> Work to complete
Pictures aside, repeat every entry exactly.

> Data for processing
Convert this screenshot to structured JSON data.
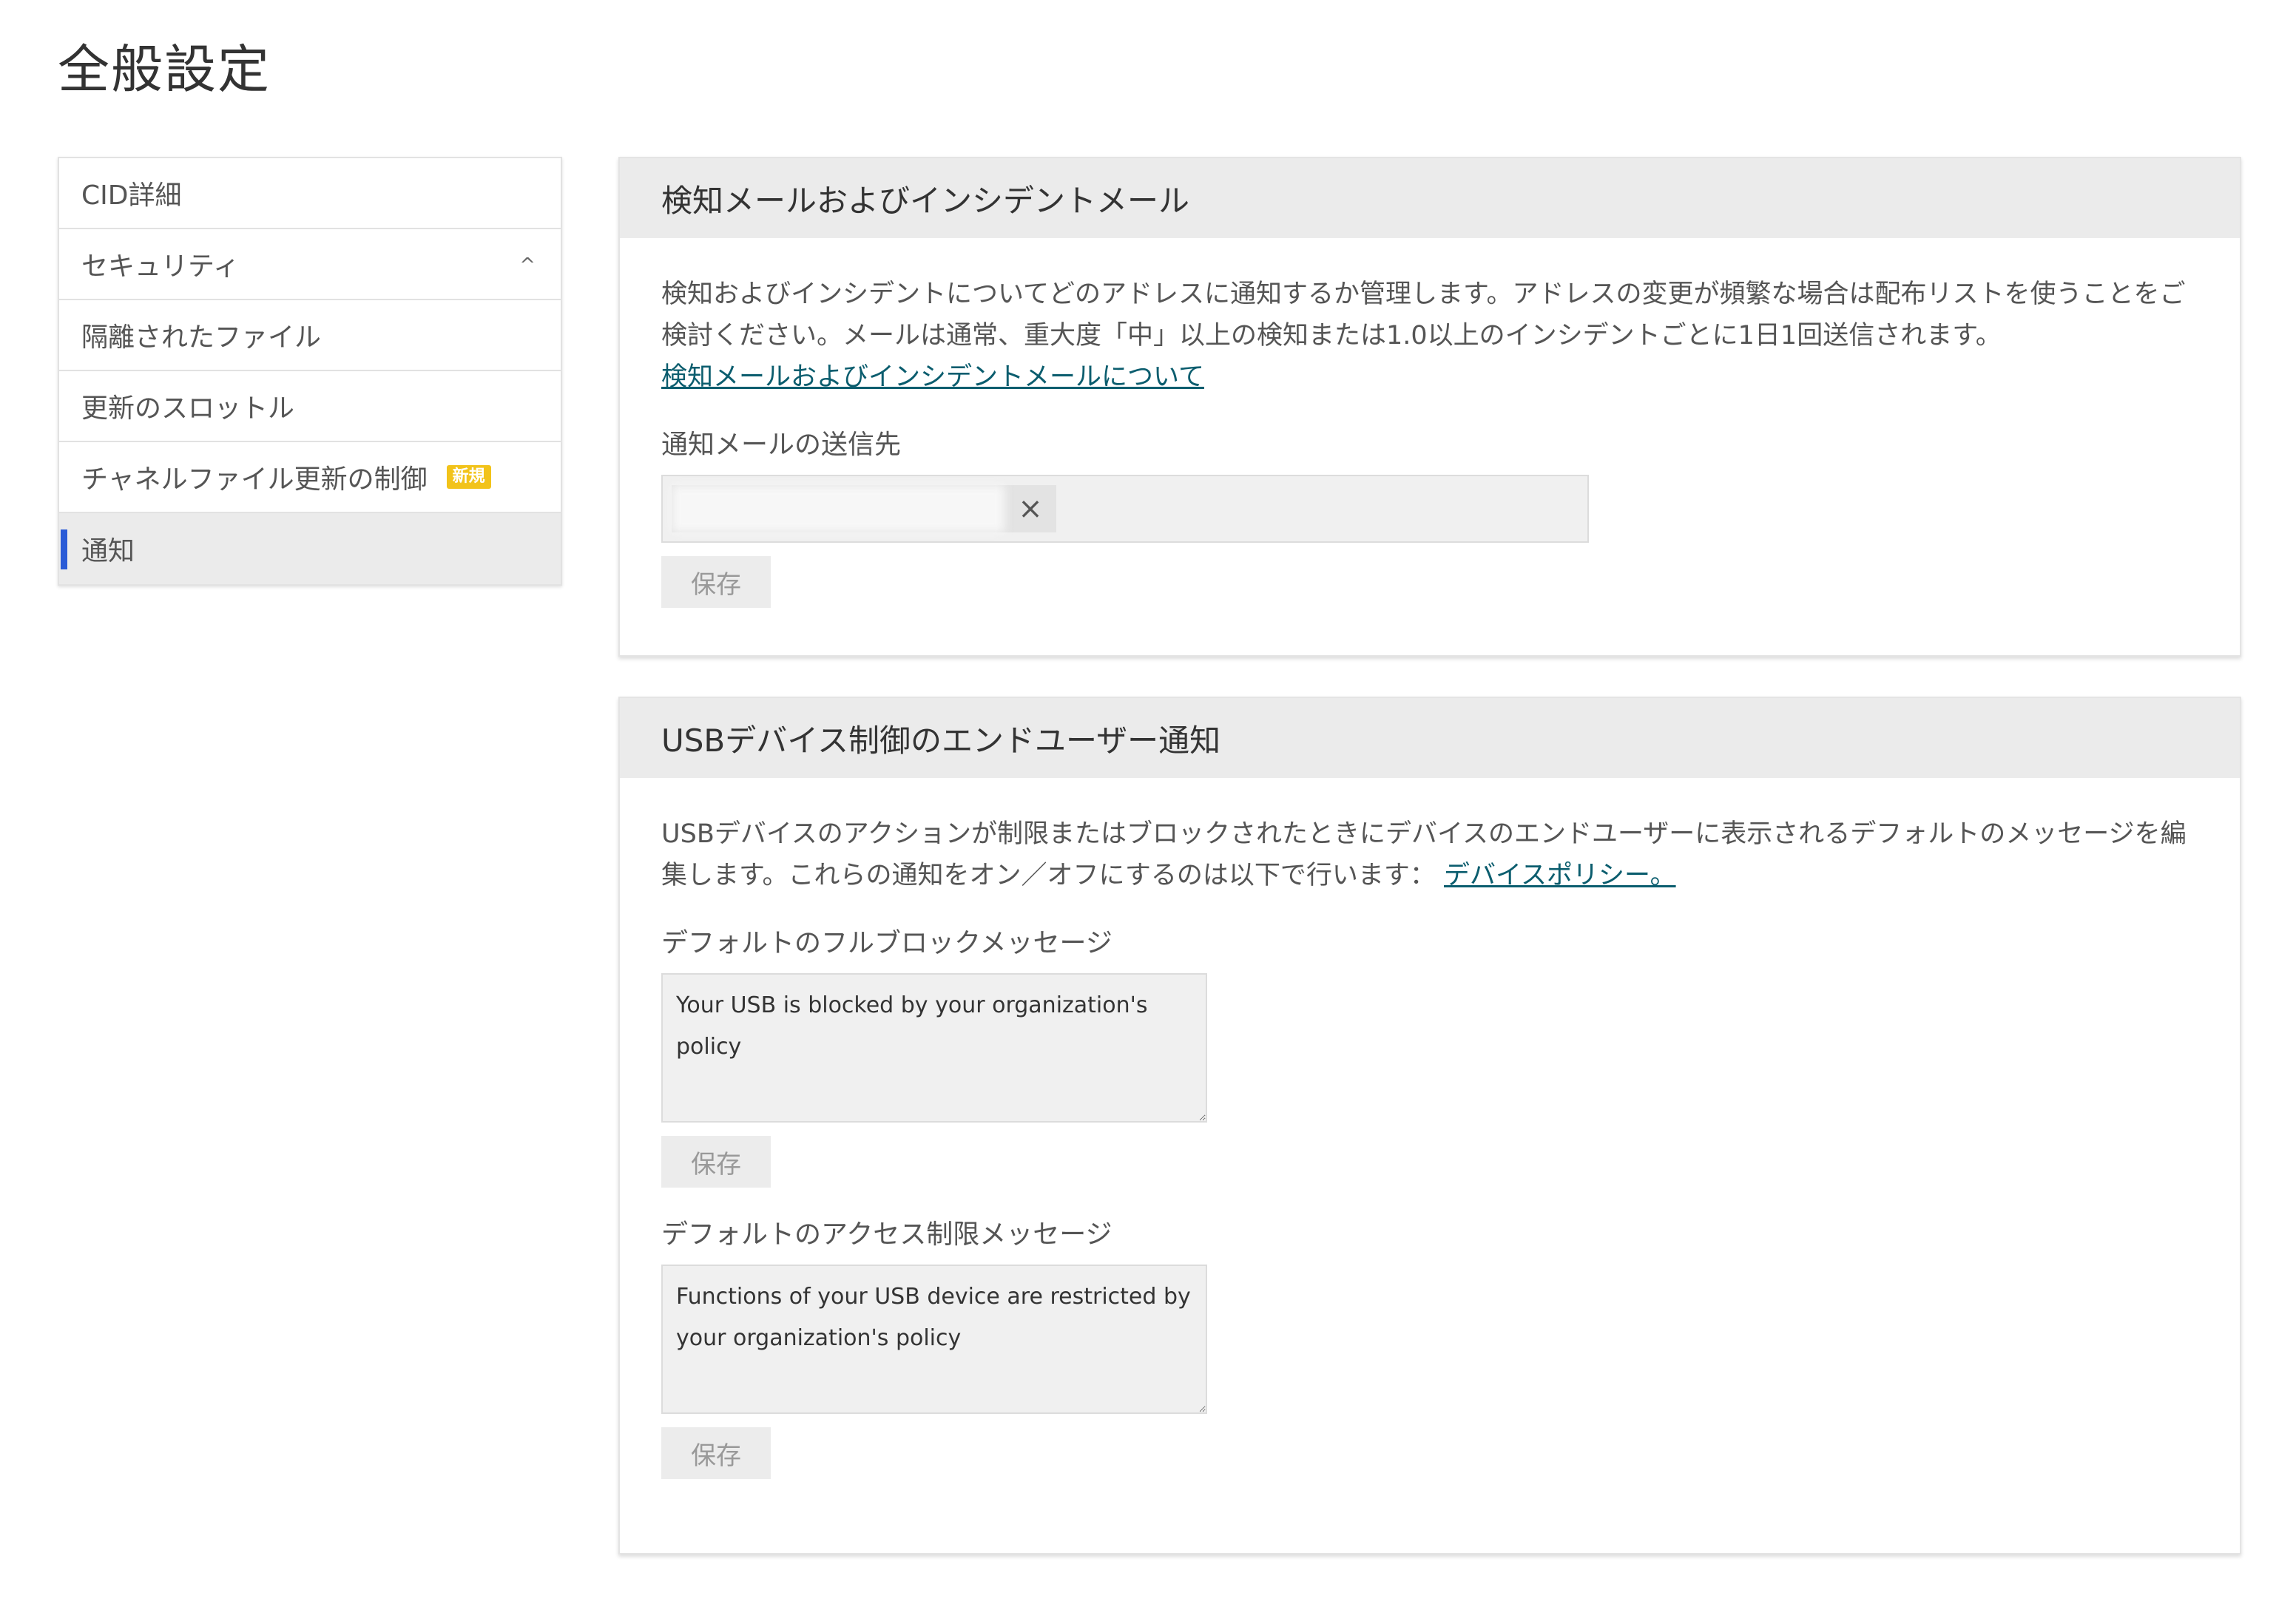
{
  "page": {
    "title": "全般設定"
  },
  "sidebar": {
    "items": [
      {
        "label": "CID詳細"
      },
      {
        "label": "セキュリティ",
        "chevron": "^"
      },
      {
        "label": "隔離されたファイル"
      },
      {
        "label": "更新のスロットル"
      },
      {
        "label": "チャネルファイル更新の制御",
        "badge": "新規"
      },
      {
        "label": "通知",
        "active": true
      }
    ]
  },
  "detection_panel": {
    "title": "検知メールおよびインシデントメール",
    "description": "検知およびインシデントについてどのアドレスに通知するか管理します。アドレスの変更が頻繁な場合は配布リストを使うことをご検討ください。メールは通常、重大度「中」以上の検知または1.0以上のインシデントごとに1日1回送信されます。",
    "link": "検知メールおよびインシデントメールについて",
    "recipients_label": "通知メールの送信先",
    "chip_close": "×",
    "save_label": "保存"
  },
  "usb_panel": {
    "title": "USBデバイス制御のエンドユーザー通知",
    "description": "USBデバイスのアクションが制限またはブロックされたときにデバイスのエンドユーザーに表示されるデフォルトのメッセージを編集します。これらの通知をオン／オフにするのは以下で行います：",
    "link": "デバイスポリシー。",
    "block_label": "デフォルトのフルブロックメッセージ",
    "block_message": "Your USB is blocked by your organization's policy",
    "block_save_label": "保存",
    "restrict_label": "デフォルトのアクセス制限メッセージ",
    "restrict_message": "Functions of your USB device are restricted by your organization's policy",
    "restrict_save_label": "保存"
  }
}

> Task response
Convert this screenshot to structured JSON data.
{
  "page": {
    "title": "全般設定"
  },
  "sidebar": {
    "items": [
      {
        "label": "CID詳細"
      },
      {
        "label": "セキュリティ",
        "chevron": "^"
      },
      {
        "label": "隔離されたファイル"
      },
      {
        "label": "更新のスロットル"
      },
      {
        "label": "チャネルファイル更新の制御",
        "badge": "新規"
      },
      {
        "label": "通知",
        "active": true
      }
    ]
  },
  "detection_panel": {
    "title": "検知メールおよびインシデントメール",
    "description": "検知およびインシデントについてどのアドレスに通知するか管理します。アドレスの変更が頻繁な場合は配布リストを使うことをご検討ください。メールは通常、重大度「中」以上の検知または1.0以上のインシデントごとに1日1回送信されます。",
    "link": "検知メールおよびインシデントメールについて",
    "recipients_label": "通知メールの送信先",
    "chip_close": "×",
    "save_label": "保存"
  },
  "usb_panel": {
    "title": "USBデバイス制御のエンドユーザー通知",
    "description": "USBデバイスのアクションが制限またはブロックされたときにデバイスのエンドユーザーに表示されるデフォルトのメッセージを編集します。これらの通知をオン／オフにするのは以下で行います：",
    "link": "デバイスポリシー。",
    "block_label": "デフォルトのフルブロックメッセージ",
    "block_message": "Your USB is blocked by your organization's policy",
    "block_save_label": "保存",
    "restrict_label": "デフォルトのアクセス制限メッセージ",
    "restrict_message": "Functions of your USB device are restricted by your organization's policy",
    "restrict_save_label": "保存"
  }
}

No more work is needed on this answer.